---- Data entries

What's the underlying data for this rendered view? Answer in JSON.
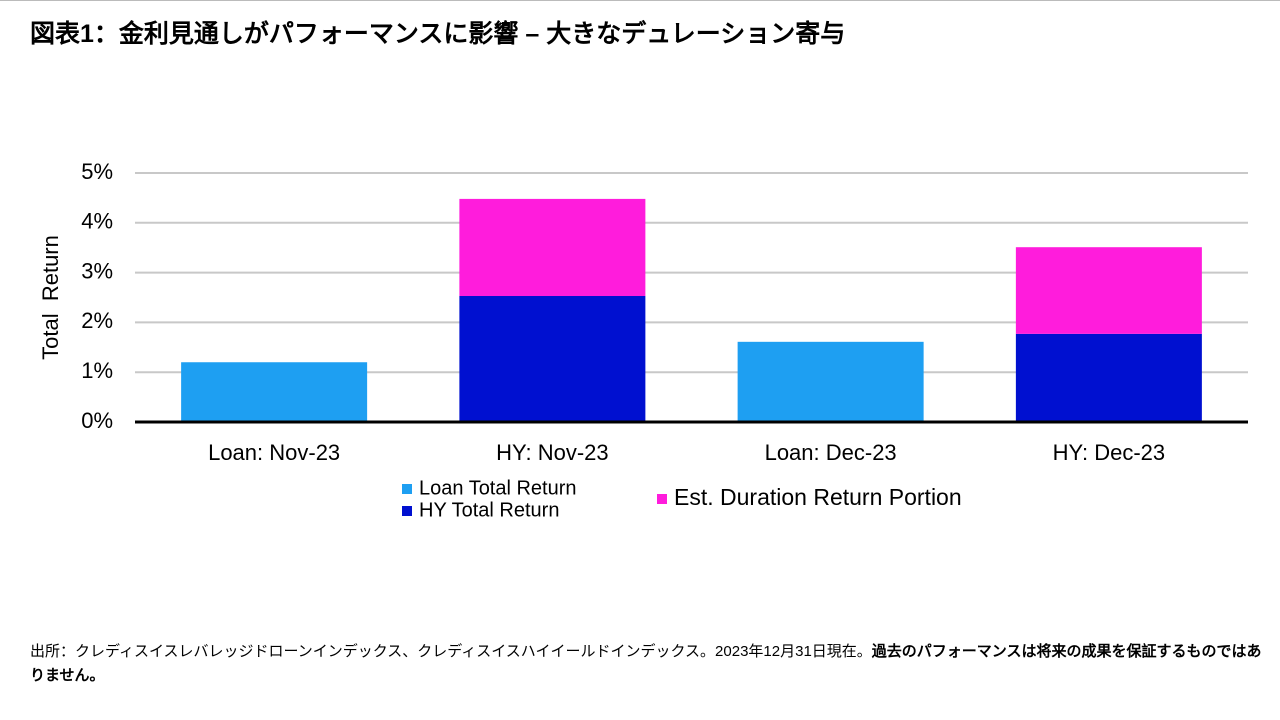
{
  "title": "図表1：金利見通しがパフォーマンスに影響 – 大きなデュレーション寄与",
  "chart_data": {
    "type": "stacked-bar",
    "y_label": "Total  Return",
    "categories": [
      "Loan: Nov-23",
      "HY: Nov-23",
      "Loan: Dec-23",
      "HY: Dec-23"
    ],
    "series": [
      {
        "name": "Loan Total Return",
        "color": "#1e9ff2",
        "values": [
          1.2,
          null,
          1.61,
          null
        ]
      },
      {
        "name": "HY Total Return",
        "color": "#0010d0",
        "values": [
          null,
          2.53,
          null,
          1.77
        ]
      },
      {
        "name": "Est. Duration Return Portion",
        "color": "#ff1cdc",
        "values": [
          null,
          1.95,
          null,
          1.74
        ]
      }
    ],
    "ylim": [
      0,
      5
    ],
    "yticks": [
      {
        "value": 0,
        "label": "0%"
      },
      {
        "value": 1,
        "label": "1%"
      },
      {
        "value": 2,
        "label": "2%"
      },
      {
        "value": 3,
        "label": "3%"
      },
      {
        "value": 4,
        "label": "4%"
      },
      {
        "value": 5,
        "label": "5%"
      }
    ],
    "grid": true
  },
  "footer": {
    "source": "出所：クレディスイスレバレッジドローンインデックス、クレディスイスハイイールドインデックス。2023年12月31日現在。",
    "disclaimer": "過去のパフォーマンスは将来の成果を保証するものではありません。"
  }
}
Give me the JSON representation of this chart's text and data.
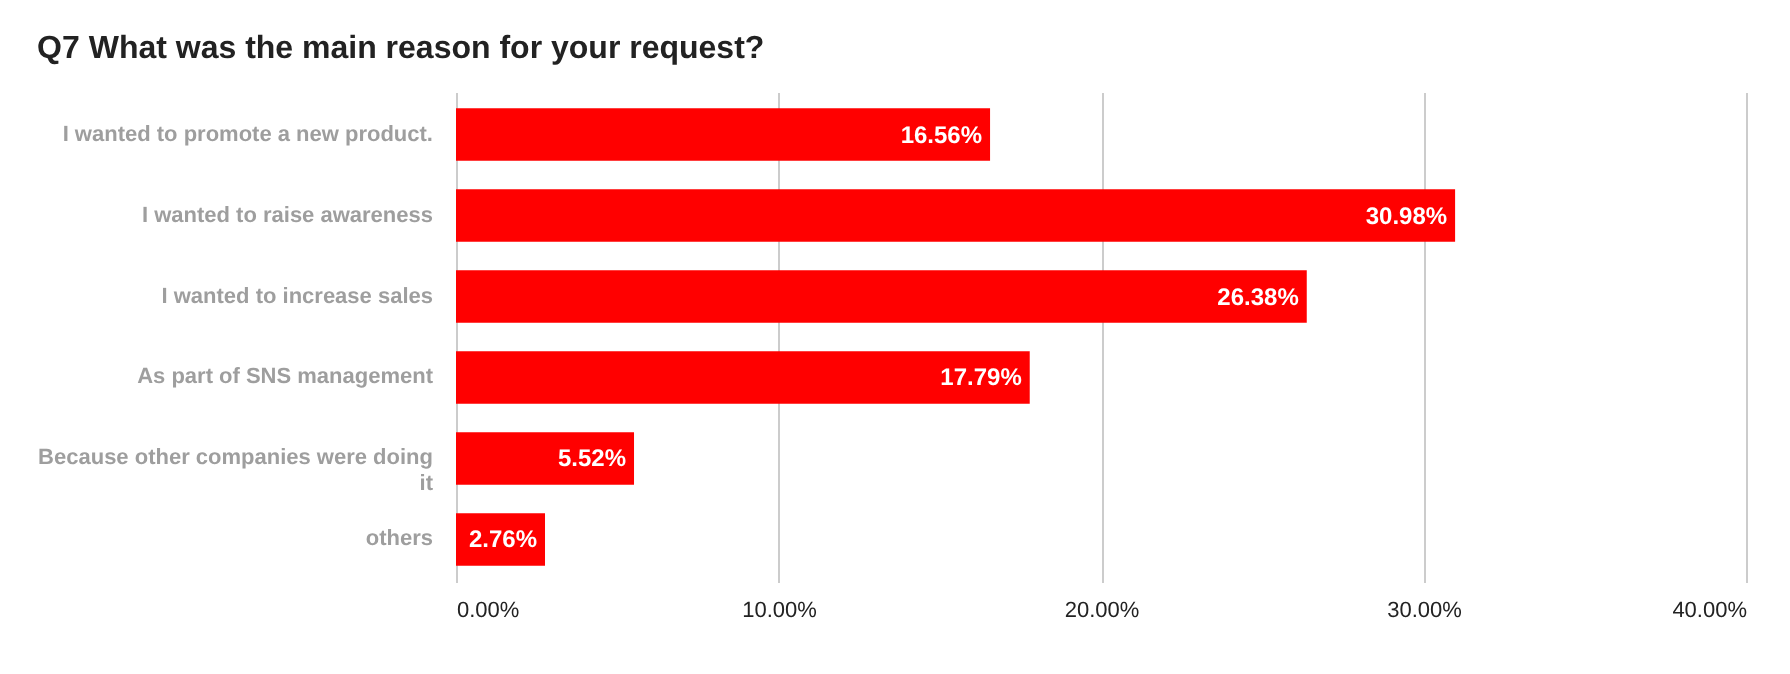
{
  "chart_data": {
    "type": "bar",
    "orientation": "horizontal",
    "title": "Q7 What was the main reason for your request?",
    "categories": [
      "I wanted to promote a new product.",
      "I wanted to raise awareness",
      "I wanted to increase sales",
      "As part of SNS management",
      "Because other companies were doing it",
      "others"
    ],
    "values": [
      16.56,
      30.98,
      26.38,
      17.79,
      5.52,
      2.76
    ],
    "value_labels": [
      "16.56%",
      "30.98%",
      "26.38%",
      "17.79%",
      "5.52%",
      "2.76%"
    ],
    "color": "#ff0000",
    "xlim": [
      0,
      40
    ],
    "xticks": [
      {
        "value": 0,
        "label": "0.00%"
      },
      {
        "value": 10,
        "label": "10.00%"
      },
      {
        "value": 20,
        "label": "20.00%"
      },
      {
        "value": 30,
        "label": "30.00%"
      },
      {
        "value": 40,
        "label": "40.00%"
      }
    ],
    "grid": "x"
  }
}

--------

What is asked:
From the listing above, print every entry precisely and drop the pictures.

Finished answer:
What's the underlying data for this rendered view? Answer in JSON.
{
  "title": "図表1：金利見通しがパフォーマンスに影響 – 大きなデュレーション寄与",
  "chart_data": {
    "type": "stacked-bar",
    "y_label": "Total  Return",
    "categories": [
      "Loan: Nov-23",
      "HY: Nov-23",
      "Loan: Dec-23",
      "HY: Dec-23"
    ],
    "series": [
      {
        "name": "Loan Total Return",
        "color": "#1e9ff2",
        "values": [
          1.2,
          null,
          1.61,
          null
        ]
      },
      {
        "name": "HY Total Return",
        "color": "#0010d0",
        "values": [
          null,
          2.53,
          null,
          1.77
        ]
      },
      {
        "name": "Est. Duration Return Portion",
        "color": "#ff1cdc",
        "values": [
          null,
          1.95,
          null,
          1.74
        ]
      }
    ],
    "ylim": [
      0,
      5
    ],
    "yticks": [
      {
        "value": 0,
        "label": "0%"
      },
      {
        "value": 1,
        "label": "1%"
      },
      {
        "value": 2,
        "label": "2%"
      },
      {
        "value": 3,
        "label": "3%"
      },
      {
        "value": 4,
        "label": "4%"
      },
      {
        "value": 5,
        "label": "5%"
      }
    ],
    "grid": true
  },
  "footer": {
    "source": "出所：クレディスイスレバレッジドローンインデックス、クレディスイスハイイールドインデックス。2023年12月31日現在。",
    "disclaimer": "過去のパフォーマンスは将来の成果を保証するものではありません。"
  }
}
Give me the JSON representation of this chart's text and data.
{
  "chart_data": {
    "type": "bar",
    "orientation": "horizontal",
    "title": "Q7 What was the main reason for your request?",
    "categories": [
      "I wanted to promote a new product.",
      "I wanted to raise awareness",
      "I wanted to increase sales",
      "As part of SNS management",
      "Because other companies were doing it",
      "others"
    ],
    "values": [
      16.56,
      30.98,
      26.38,
      17.79,
      5.52,
      2.76
    ],
    "value_labels": [
      "16.56%",
      "30.98%",
      "26.38%",
      "17.79%",
      "5.52%",
      "2.76%"
    ],
    "color": "#ff0000",
    "xlim": [
      0,
      40
    ],
    "xticks": [
      {
        "value": 0,
        "label": "0.00%"
      },
      {
        "value": 10,
        "label": "10.00%"
      },
      {
        "value": 20,
        "label": "20.00%"
      },
      {
        "value": 30,
        "label": "30.00%"
      },
      {
        "value": 40,
        "label": "40.00%"
      }
    ],
    "grid": "x"
  }
}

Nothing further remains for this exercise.